SET EXERCISE
Write only the number of lines holding the string "SDTVAR".

(Figure record listings)

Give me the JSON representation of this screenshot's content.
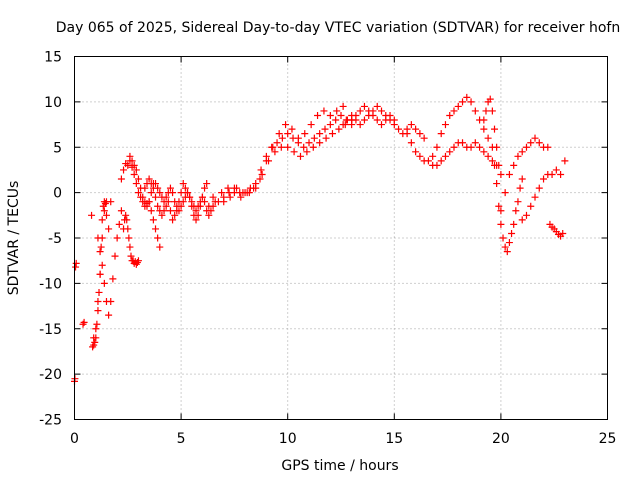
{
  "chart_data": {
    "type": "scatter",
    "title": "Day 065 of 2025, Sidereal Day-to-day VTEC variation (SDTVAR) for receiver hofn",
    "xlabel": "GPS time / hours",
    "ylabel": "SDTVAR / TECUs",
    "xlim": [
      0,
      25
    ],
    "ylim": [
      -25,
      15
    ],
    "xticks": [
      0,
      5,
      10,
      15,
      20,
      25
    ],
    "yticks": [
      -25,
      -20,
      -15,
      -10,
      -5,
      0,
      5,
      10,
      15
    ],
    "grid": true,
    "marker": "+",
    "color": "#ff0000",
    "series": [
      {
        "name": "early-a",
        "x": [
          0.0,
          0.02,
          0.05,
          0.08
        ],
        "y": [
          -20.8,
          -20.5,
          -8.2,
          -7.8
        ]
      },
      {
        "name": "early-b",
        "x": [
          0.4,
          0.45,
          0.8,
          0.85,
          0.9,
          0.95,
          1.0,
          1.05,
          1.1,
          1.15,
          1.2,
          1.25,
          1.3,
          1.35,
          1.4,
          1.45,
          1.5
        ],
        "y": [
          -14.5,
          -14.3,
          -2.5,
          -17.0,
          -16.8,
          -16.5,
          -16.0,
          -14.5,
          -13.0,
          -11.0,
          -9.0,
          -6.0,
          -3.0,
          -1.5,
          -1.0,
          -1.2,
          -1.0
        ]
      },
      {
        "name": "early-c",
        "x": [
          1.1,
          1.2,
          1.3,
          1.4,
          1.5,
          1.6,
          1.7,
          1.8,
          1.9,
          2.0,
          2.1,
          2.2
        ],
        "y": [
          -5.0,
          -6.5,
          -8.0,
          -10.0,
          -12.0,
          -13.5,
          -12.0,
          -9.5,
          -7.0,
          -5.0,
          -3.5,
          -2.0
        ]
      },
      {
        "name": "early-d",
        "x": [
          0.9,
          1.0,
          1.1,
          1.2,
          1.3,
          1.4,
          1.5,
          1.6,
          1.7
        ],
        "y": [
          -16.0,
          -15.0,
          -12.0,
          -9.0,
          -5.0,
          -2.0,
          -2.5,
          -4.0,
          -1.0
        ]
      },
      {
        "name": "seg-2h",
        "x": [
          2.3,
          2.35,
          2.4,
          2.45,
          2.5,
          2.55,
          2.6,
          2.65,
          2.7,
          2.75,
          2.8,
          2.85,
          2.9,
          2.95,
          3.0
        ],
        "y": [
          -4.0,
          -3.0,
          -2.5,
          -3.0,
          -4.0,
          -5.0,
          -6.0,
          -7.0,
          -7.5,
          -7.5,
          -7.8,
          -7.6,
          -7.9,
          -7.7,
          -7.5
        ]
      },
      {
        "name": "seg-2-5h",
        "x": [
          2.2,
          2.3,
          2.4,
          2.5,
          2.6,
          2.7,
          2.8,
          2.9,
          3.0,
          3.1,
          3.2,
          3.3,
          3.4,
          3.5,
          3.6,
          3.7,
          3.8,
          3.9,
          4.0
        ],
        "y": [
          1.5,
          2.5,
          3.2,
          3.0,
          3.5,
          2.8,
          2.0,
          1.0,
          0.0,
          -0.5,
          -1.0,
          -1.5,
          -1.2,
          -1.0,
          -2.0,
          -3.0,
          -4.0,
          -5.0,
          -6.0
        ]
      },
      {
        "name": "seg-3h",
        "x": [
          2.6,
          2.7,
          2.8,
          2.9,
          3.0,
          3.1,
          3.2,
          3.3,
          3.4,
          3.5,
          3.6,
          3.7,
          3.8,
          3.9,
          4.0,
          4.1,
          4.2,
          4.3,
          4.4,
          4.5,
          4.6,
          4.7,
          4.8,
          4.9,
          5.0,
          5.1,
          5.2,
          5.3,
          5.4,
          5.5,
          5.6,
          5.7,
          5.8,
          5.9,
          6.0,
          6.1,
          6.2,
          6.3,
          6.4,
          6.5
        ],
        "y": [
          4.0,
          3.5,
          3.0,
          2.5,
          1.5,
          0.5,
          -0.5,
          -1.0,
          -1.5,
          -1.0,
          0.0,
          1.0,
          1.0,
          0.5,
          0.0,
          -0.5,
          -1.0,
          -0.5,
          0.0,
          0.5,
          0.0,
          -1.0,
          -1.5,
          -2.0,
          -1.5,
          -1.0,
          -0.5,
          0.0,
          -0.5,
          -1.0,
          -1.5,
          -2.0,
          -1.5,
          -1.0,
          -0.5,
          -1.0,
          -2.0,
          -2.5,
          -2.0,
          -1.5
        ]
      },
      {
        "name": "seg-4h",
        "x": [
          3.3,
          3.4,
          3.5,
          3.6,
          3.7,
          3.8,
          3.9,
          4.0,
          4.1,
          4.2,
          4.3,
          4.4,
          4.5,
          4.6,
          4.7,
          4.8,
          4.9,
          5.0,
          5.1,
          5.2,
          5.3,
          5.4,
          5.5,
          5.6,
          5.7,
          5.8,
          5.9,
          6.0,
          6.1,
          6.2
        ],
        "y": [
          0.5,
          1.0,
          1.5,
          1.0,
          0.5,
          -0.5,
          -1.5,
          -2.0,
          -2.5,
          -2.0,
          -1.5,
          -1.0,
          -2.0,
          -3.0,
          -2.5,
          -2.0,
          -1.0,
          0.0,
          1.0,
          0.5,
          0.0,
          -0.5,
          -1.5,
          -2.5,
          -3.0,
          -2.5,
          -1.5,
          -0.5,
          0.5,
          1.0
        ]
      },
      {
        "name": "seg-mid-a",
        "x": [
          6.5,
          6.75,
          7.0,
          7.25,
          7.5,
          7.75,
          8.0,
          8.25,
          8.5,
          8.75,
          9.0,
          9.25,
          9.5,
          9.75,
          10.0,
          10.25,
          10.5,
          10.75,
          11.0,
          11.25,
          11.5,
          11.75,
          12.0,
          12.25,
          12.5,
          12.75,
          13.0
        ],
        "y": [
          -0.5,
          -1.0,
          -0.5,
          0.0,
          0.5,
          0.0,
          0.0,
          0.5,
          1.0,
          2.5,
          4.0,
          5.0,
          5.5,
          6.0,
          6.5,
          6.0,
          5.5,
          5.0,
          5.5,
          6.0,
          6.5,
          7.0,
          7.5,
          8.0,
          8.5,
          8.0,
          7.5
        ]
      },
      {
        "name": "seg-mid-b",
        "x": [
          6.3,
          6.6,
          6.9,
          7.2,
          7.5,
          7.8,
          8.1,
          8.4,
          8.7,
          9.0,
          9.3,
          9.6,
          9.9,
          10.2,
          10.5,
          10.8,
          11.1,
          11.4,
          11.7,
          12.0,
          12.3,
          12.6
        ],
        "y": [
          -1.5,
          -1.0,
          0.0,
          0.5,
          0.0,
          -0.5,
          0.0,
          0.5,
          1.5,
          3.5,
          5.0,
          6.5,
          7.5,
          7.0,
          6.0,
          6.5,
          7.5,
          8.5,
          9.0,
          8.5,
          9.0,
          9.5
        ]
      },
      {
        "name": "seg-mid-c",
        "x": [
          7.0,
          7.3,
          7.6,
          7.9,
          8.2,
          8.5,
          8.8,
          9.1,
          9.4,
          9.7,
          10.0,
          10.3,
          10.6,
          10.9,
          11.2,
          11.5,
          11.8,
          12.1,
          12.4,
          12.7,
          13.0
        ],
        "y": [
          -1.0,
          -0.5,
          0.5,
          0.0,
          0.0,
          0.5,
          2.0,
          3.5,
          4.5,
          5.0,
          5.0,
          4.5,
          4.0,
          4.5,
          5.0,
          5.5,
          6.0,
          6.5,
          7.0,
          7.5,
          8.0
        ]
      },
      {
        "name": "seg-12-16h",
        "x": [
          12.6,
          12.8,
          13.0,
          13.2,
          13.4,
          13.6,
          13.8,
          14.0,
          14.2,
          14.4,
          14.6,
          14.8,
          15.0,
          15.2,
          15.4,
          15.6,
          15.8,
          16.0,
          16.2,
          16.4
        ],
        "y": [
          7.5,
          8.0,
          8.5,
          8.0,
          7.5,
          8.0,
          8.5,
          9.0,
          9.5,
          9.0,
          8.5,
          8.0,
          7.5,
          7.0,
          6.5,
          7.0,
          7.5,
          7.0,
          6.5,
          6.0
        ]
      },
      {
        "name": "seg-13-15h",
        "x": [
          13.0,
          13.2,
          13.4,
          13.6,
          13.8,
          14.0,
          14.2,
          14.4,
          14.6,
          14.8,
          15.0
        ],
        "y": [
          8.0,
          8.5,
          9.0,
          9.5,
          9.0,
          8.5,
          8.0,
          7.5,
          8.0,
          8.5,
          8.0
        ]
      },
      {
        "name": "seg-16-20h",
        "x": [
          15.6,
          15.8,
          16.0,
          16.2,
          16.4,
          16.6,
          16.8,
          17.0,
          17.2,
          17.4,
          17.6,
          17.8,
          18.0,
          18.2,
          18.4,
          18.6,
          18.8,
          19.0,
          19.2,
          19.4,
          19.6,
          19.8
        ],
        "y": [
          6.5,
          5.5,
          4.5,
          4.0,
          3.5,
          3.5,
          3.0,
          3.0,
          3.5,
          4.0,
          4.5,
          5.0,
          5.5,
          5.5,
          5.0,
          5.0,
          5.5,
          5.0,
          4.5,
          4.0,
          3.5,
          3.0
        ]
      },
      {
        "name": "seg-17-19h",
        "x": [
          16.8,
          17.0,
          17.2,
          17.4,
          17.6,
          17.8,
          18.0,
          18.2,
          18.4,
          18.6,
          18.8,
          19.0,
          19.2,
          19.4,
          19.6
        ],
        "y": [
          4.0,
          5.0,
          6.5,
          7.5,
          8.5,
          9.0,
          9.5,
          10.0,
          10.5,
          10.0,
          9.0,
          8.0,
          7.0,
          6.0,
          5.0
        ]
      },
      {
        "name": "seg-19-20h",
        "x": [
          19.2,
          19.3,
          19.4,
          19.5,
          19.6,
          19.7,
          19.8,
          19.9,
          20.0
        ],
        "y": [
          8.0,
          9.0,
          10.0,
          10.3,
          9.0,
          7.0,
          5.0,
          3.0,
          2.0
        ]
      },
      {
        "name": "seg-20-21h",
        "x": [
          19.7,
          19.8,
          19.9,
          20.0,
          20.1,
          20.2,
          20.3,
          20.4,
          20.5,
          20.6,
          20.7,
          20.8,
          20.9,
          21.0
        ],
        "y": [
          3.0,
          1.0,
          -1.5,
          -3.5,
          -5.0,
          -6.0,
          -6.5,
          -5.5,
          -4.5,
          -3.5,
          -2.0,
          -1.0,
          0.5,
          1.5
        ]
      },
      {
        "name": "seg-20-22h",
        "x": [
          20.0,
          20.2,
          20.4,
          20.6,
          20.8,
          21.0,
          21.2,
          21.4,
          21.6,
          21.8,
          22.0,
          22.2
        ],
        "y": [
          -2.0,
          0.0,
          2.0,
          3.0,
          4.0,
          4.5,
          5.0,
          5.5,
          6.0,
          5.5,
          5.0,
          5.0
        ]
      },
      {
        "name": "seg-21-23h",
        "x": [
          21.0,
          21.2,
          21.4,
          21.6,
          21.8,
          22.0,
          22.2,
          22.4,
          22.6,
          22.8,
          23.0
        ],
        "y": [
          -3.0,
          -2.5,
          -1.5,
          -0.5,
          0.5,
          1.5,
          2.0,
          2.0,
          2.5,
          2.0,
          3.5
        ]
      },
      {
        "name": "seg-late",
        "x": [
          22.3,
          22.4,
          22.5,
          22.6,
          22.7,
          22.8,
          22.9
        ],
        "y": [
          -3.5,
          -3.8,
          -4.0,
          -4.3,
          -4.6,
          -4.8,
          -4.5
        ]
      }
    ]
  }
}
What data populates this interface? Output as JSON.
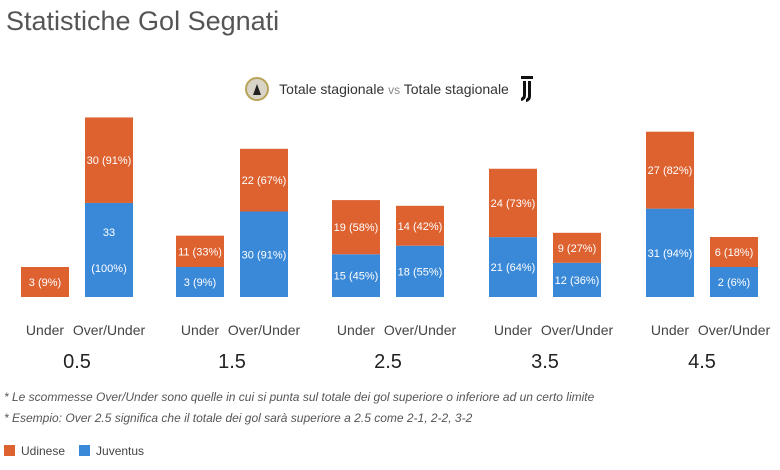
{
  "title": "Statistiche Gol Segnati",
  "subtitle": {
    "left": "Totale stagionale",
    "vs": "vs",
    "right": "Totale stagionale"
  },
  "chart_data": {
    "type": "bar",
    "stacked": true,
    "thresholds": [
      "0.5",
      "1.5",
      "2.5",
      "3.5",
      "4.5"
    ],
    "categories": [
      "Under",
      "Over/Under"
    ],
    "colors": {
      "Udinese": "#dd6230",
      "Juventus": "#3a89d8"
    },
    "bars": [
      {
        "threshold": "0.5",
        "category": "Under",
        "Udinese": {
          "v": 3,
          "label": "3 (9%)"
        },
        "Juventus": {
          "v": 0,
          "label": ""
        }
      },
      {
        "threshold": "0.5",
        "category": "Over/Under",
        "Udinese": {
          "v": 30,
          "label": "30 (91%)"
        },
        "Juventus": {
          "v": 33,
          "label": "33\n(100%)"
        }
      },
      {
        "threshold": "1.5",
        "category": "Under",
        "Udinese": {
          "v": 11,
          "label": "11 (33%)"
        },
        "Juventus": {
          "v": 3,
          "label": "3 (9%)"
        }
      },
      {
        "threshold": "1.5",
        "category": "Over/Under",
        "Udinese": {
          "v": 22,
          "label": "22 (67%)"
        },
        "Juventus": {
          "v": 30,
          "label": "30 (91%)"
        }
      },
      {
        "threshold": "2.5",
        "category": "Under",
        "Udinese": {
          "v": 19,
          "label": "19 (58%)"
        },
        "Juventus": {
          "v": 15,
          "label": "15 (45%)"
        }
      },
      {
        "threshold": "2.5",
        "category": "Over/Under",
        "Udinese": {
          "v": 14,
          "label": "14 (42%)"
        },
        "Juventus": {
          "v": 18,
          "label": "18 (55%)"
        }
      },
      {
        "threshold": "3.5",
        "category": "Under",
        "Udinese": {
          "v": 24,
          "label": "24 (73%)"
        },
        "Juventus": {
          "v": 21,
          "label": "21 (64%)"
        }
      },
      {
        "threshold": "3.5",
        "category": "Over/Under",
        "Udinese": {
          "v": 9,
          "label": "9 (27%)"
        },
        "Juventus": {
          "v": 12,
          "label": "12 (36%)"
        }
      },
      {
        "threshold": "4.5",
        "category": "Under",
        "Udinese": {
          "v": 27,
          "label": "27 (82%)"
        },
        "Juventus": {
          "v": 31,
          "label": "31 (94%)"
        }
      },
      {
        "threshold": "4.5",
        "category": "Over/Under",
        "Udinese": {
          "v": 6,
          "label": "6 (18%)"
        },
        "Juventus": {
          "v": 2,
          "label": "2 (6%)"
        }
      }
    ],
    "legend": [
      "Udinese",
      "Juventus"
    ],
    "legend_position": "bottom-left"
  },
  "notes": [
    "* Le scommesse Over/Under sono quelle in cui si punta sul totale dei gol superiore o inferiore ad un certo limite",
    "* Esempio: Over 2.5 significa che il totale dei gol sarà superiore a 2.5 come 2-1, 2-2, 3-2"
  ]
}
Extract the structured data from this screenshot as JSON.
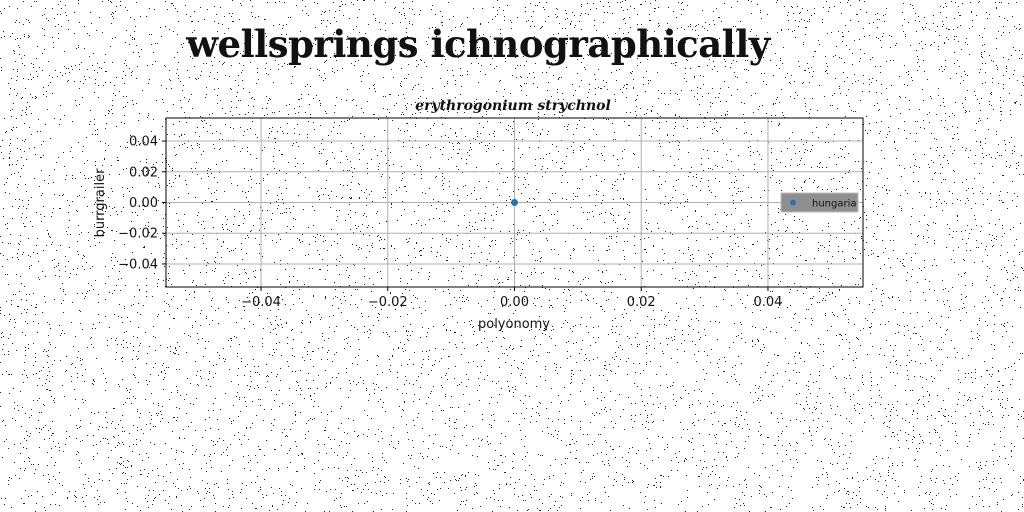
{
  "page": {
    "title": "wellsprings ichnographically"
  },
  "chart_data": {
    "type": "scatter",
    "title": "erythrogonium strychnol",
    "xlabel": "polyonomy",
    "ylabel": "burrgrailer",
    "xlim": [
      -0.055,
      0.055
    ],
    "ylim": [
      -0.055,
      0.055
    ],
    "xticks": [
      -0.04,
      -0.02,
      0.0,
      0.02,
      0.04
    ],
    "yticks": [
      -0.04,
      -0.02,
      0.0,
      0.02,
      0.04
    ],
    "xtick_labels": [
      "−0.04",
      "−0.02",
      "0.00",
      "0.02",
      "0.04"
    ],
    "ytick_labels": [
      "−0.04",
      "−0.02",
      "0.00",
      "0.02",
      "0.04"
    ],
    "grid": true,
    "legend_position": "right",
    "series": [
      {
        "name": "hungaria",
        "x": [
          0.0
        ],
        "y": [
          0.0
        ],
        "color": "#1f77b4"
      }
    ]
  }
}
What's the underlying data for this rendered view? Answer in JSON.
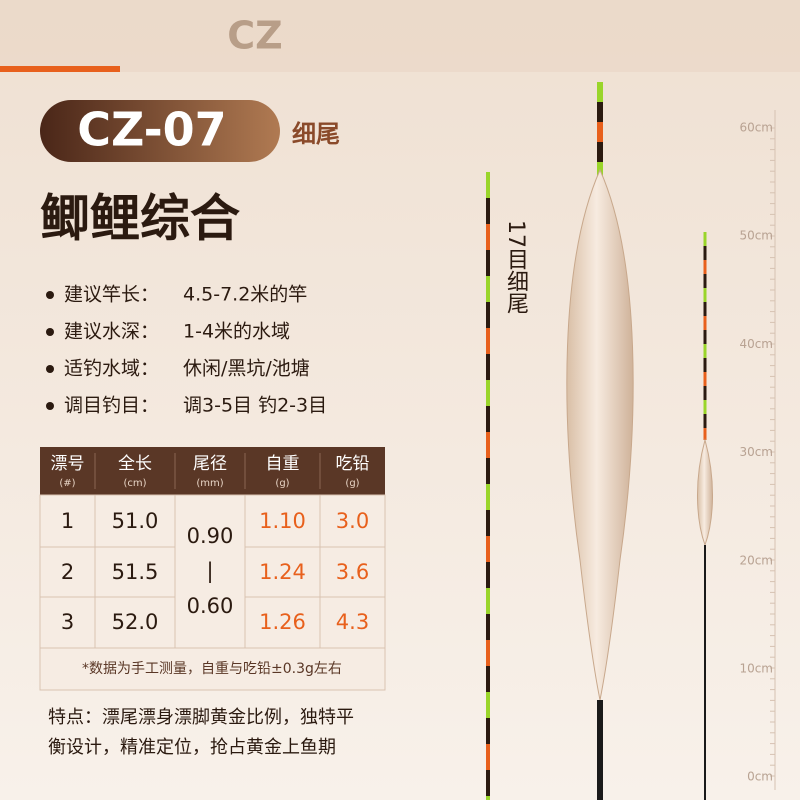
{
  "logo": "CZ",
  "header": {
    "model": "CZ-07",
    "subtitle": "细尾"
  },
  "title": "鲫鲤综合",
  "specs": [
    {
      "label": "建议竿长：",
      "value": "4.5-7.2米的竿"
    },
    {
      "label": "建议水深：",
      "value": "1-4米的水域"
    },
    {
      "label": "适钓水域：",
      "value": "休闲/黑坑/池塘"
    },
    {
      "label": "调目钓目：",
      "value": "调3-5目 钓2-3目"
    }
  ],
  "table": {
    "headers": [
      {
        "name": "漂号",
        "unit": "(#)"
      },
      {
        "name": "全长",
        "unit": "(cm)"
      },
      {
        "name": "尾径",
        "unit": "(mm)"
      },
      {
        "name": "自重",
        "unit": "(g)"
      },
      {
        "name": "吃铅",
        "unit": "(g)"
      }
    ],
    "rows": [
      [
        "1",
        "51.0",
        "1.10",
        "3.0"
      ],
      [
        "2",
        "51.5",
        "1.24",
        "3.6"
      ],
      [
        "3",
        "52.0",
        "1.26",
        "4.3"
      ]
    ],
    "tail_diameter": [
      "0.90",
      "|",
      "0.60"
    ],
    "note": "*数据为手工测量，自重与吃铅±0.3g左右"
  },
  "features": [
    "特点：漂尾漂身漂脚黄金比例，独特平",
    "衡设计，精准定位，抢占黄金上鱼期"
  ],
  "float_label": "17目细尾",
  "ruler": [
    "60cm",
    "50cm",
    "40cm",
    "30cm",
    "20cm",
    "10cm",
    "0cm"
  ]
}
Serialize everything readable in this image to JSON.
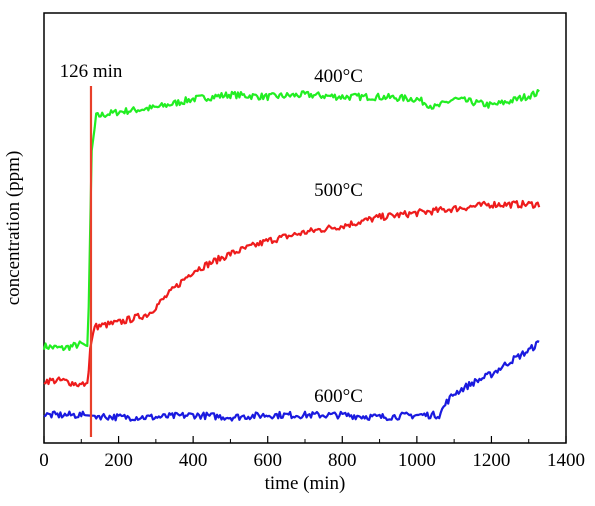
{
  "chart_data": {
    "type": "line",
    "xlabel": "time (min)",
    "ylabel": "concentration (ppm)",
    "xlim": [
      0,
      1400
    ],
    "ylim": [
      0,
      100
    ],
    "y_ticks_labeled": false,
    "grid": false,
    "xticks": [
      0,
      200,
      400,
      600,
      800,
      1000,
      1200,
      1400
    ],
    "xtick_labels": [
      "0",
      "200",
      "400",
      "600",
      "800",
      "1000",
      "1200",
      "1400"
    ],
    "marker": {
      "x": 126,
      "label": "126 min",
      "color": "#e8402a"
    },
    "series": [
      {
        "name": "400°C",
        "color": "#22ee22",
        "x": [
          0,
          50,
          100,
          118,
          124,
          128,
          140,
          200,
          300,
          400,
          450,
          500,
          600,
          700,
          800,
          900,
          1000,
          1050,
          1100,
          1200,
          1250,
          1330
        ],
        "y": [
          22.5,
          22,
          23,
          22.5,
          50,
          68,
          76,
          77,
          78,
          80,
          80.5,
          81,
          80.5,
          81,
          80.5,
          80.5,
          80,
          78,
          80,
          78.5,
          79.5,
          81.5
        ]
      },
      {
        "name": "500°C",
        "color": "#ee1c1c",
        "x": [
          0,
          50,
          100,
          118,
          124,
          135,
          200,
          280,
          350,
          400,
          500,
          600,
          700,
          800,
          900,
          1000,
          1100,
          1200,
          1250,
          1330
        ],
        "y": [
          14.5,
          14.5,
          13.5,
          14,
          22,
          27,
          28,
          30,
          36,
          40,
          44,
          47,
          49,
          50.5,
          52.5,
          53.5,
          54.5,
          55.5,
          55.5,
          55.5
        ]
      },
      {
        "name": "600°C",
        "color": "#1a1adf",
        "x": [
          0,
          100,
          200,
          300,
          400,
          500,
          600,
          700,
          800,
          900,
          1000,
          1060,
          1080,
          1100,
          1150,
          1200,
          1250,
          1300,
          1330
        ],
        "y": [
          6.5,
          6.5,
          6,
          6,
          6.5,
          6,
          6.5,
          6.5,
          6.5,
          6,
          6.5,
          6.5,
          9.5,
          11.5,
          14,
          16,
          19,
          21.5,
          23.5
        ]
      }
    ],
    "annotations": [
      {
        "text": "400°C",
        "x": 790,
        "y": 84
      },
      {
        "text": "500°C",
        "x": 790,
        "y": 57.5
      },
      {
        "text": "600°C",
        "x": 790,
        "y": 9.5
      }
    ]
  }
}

ANSWER BELOW
2